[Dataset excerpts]
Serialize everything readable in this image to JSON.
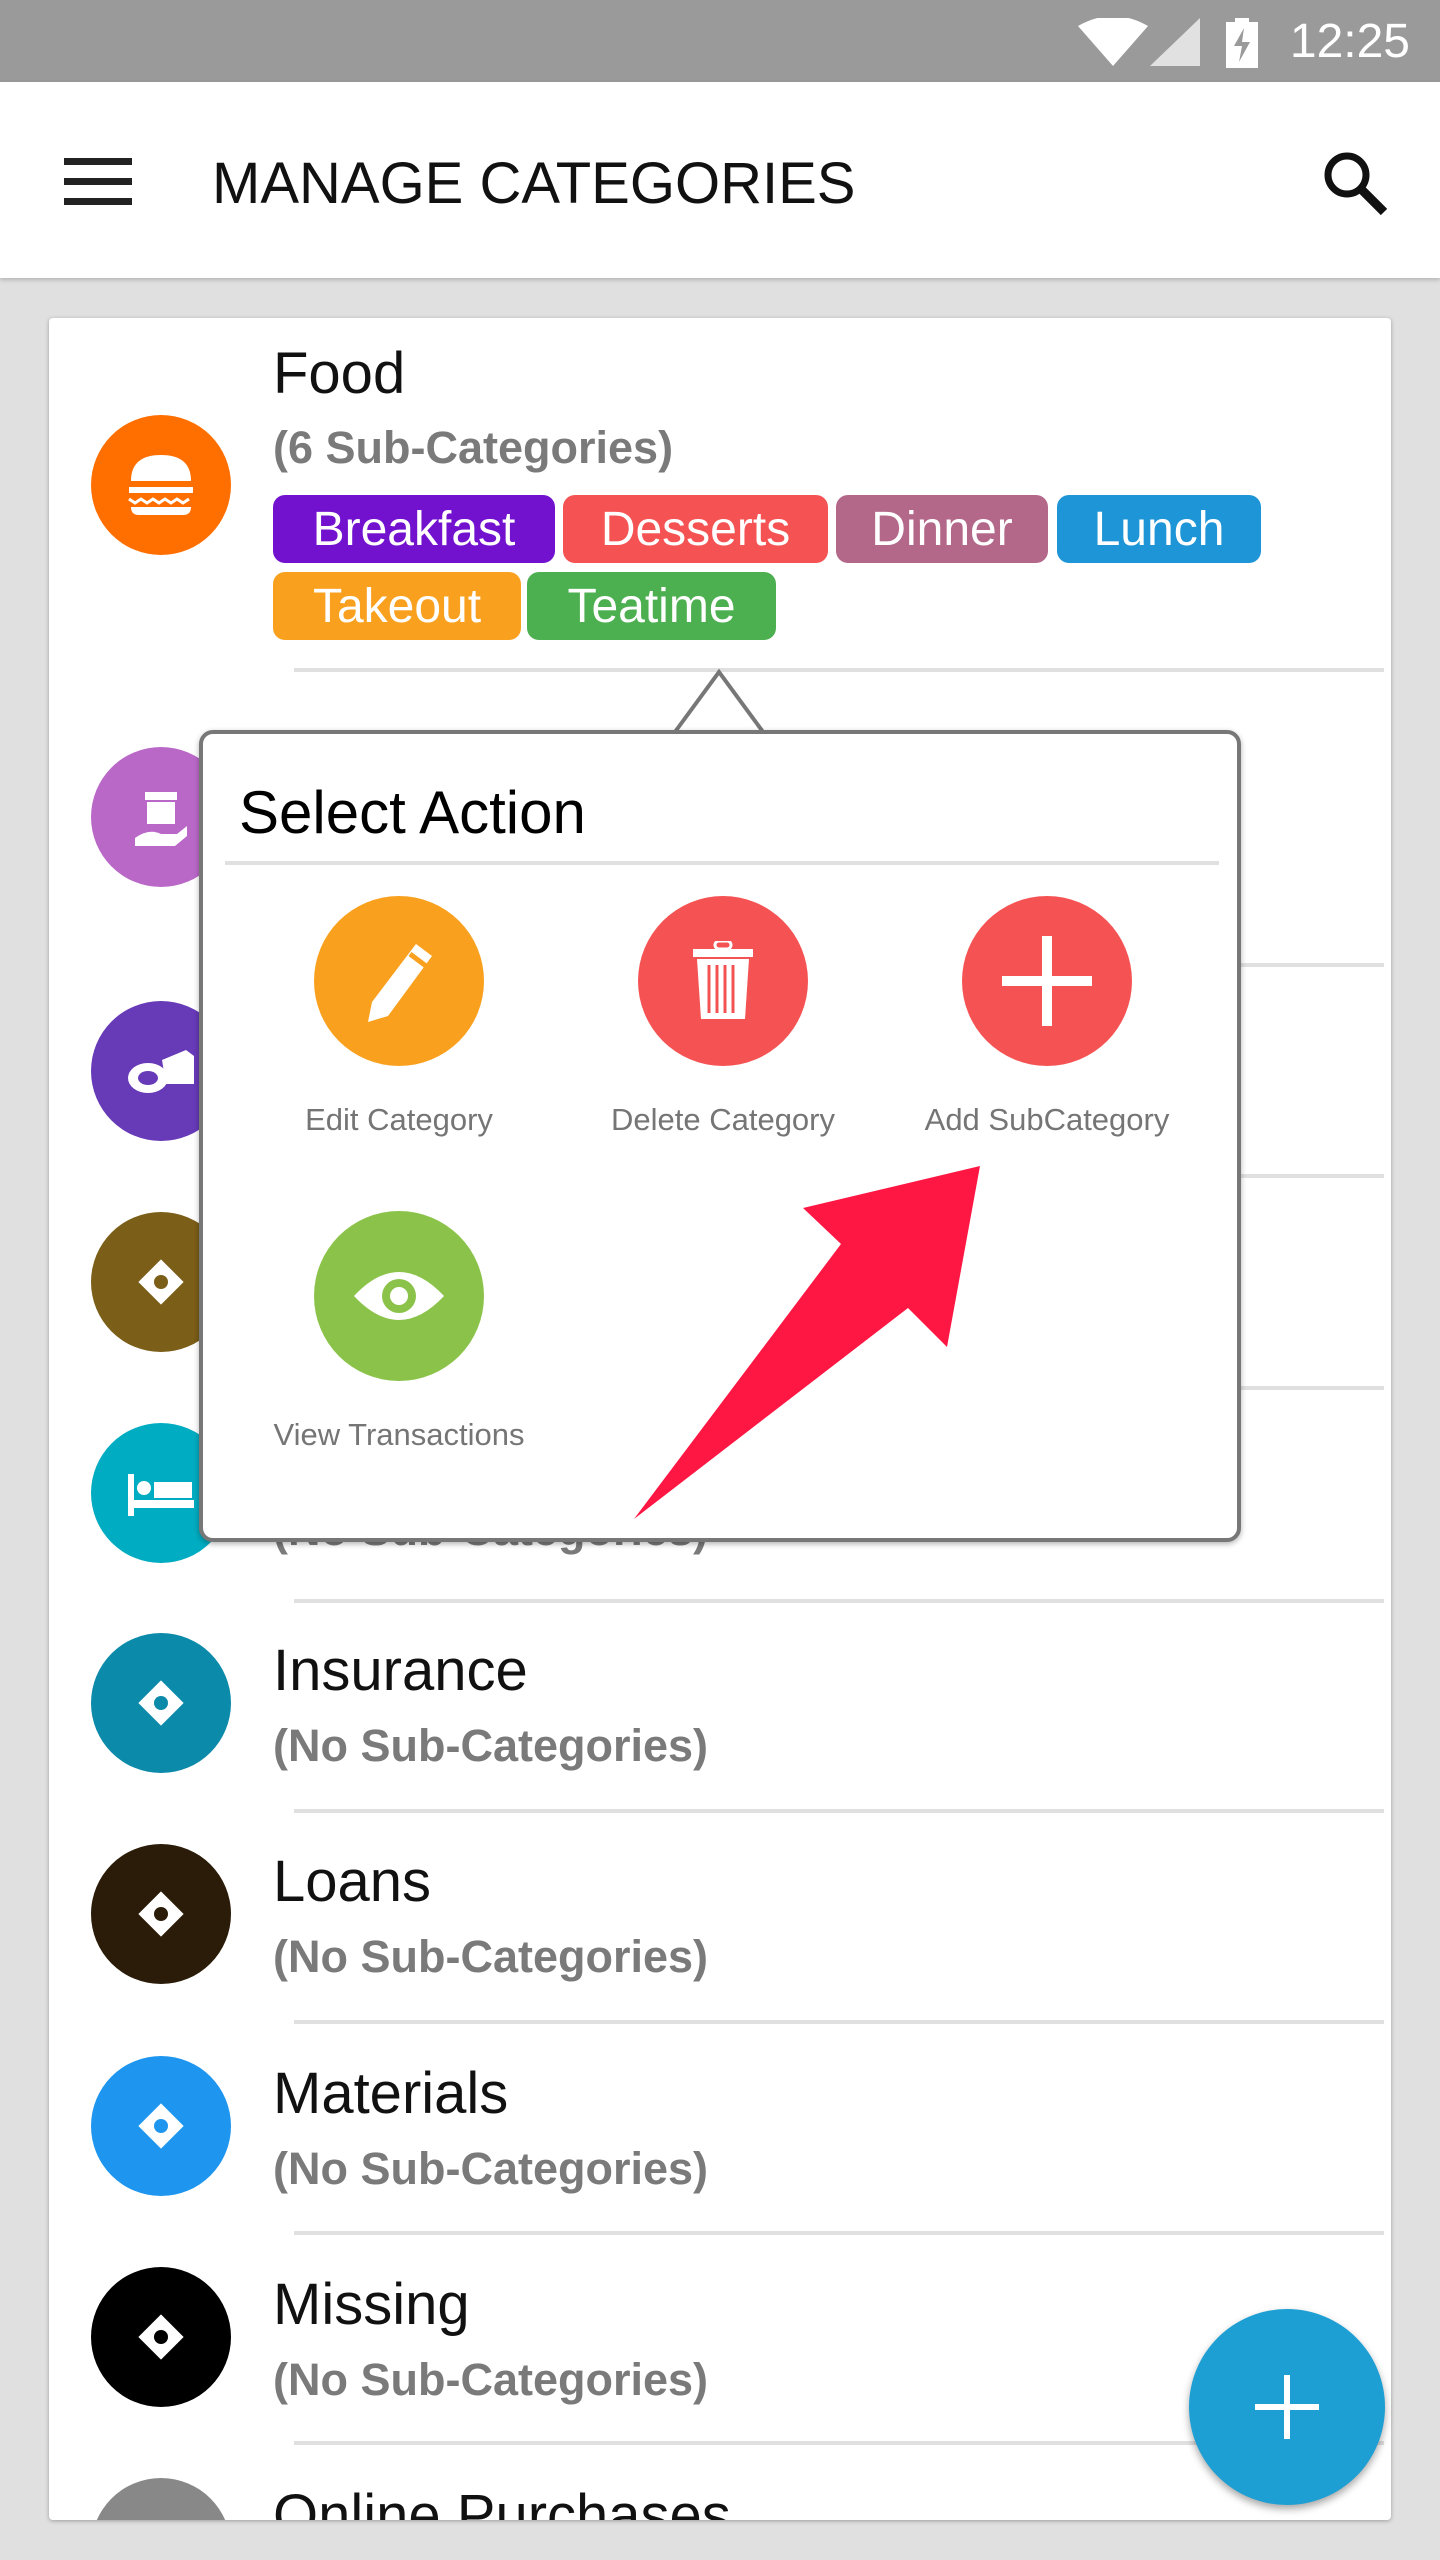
{
  "status_bar": {
    "time": "12:25",
    "icons": [
      "wifi-icon",
      "signal-icon",
      "battery-charging-icon"
    ]
  },
  "app_bar": {
    "title": "MANAGE CATEGORIES",
    "menu_icon": "hamburger-menu-icon",
    "search_icon": "search-icon"
  },
  "categories": [
    {
      "title": "Food",
      "subtitle": "(6 Sub-Categories)",
      "icon": "burger-icon",
      "color": "#ff6f00",
      "subcategories": [
        {
          "label": "Breakfast",
          "color": "#7212cf"
        },
        {
          "label": "Desserts",
          "color": "#f55353"
        },
        {
          "label": "Dinner",
          "color": "#b3688a"
        },
        {
          "label": "Lunch",
          "color": "#1e95d6"
        },
        {
          "label": "Takeout",
          "color": "#f9a11f"
        },
        {
          "label": "Teatime",
          "color": "#4caf50"
        }
      ]
    },
    {
      "icon": "gift-icon",
      "color": "#ba68c8"
    },
    {
      "icon": "meat-cheese-icon",
      "color": "#673ab7"
    },
    {
      "icon": "money-icon",
      "color": "#7b5e17"
    },
    {
      "subtitle": "(No Sub-Categories)",
      "icon": "bed-icon",
      "color": "#00acc1"
    },
    {
      "title": "Insurance",
      "subtitle": "(No Sub-Categories)",
      "icon": "money-icon",
      "color": "#0c8aaa"
    },
    {
      "title": "Loans",
      "subtitle": "(No Sub-Categories)",
      "icon": "money-icon",
      "color": "#2a1c08"
    },
    {
      "title": "Materials",
      "subtitle": "(No Sub-Categories)",
      "icon": "money-icon",
      "color": "#1e96ef"
    },
    {
      "title": "Missing",
      "subtitle": "(No Sub-Categories)",
      "icon": "money-icon",
      "color": "#000000"
    },
    {
      "title": "Online Purchases",
      "icon": "money-icon",
      "color": "#888888"
    }
  ],
  "popup": {
    "title": "Select Action",
    "actions": [
      {
        "label": "Edit Category",
        "icon": "pencil-icon",
        "color": "#f9a11f"
      },
      {
        "label": "Delete Category",
        "icon": "trash-icon",
        "color": "#f55353"
      },
      {
        "label": "Add SubCategory",
        "icon": "plus-icon",
        "color": "#f55353"
      },
      {
        "label": "View Transactions",
        "icon": "eye-icon",
        "color": "#8bc34a"
      }
    ]
  },
  "annotation": {
    "icon": "arrow-icon",
    "color": "#ff1744"
  },
  "fab": {
    "icon": "plus-icon",
    "color": "#1e9fd4"
  }
}
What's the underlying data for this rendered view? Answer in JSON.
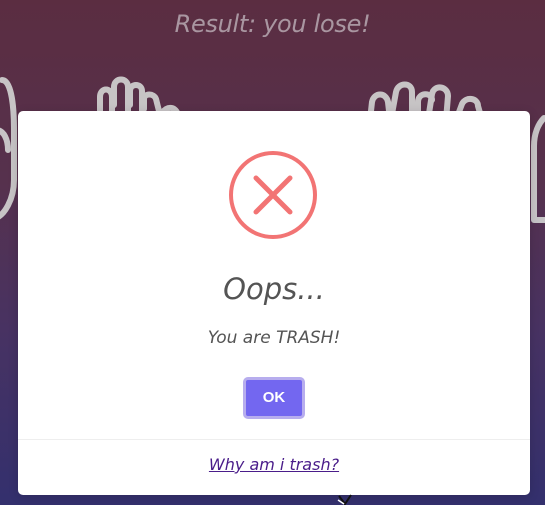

WORK TO COMPLETE —
Please write out all the data again word for word, but not the pictures.

EXERCISE RESPONSE —
Serialize everything readable in this image to JSON.
{
  "status_bar": {
    "time": "12:25",
    "icons": [
      "wifi-icon",
      "signal-icon",
      "battery-charging-icon"
    ]
  },
  "app_bar": {
    "title": "MANAGE CATEGORIES",
    "menu_icon": "hamburger-menu-icon",
    "search_icon": "search-icon"
  },
  "categories": [
    {
      "title": "Food",
      "subtitle": "(6 Sub-Categories)",
      "icon": "burger-icon",
      "color": "#ff6f00",
      "subcategories": [
        {
          "label": "Breakfast",
          "color": "#7212cf"
        },
        {
          "label": "Desserts",
          "color": "#f55353"
        },
        {
          "label": "Dinner",
          "color": "#b3688a"
        },
        {
          "label": "Lunch",
          "color": "#1e95d6"
        },
        {
          "label": "Takeout",
          "color": "#f9a11f"
        },
        {
          "label": "Teatime",
          "color": "#4caf50"
        }
      ]
    },
    {
      "icon": "gift-icon",
      "color": "#ba68c8"
    },
    {
      "icon": "meat-cheese-icon",
      "color": "#673ab7"
    },
    {
      "icon": "money-icon",
      "color": "#7b5e17"
    },
    {
      "subtitle": "(No Sub-Categories)",
      "icon": "bed-icon",
      "color": "#00acc1"
    },
    {
      "title": "Insurance",
      "subtitle": "(No Sub-Categories)",
      "icon": "money-icon",
      "color": "#0c8aaa"
    },
    {
      "title": "Loans",
      "subtitle": "(No Sub-Categories)",
      "icon": "money-icon",
      "color": "#2a1c08"
    },
    {
      "title": "Materials",
      "subtitle": "(No Sub-Categories)",
      "icon": "money-icon",
      "color": "#1e96ef"
    },
    {
      "title": "Missing",
      "subtitle": "(No Sub-Categories)",
      "icon": "money-icon",
      "color": "#000000"
    },
    {
      "title": "Online Purchases",
      "icon": "money-icon",
      "color": "#888888"
    }
  ],
  "popup": {
    "title": "Select Action",
    "actions": [
      {
        "label": "Edit Category",
        "icon": "pencil-icon",
        "color": "#f9a11f"
      },
      {
        "label": "Delete Category",
        "icon": "trash-icon",
        "color": "#f55353"
      },
      {
        "label": "Add SubCategory",
        "icon": "plus-icon",
        "color": "#f55353"
      },
      {
        "label": "View Transactions",
        "icon": "eye-icon",
        "color": "#8bc34a"
      }
    ]
  },
  "annotation": {
    "icon": "arrow-icon",
    "color": "#ff1744"
  },
  "fab": {
    "icon": "plus-icon",
    "color": "#1e9fd4"
  }
}
What's the underlying data for this rendered view? Answer in JSON.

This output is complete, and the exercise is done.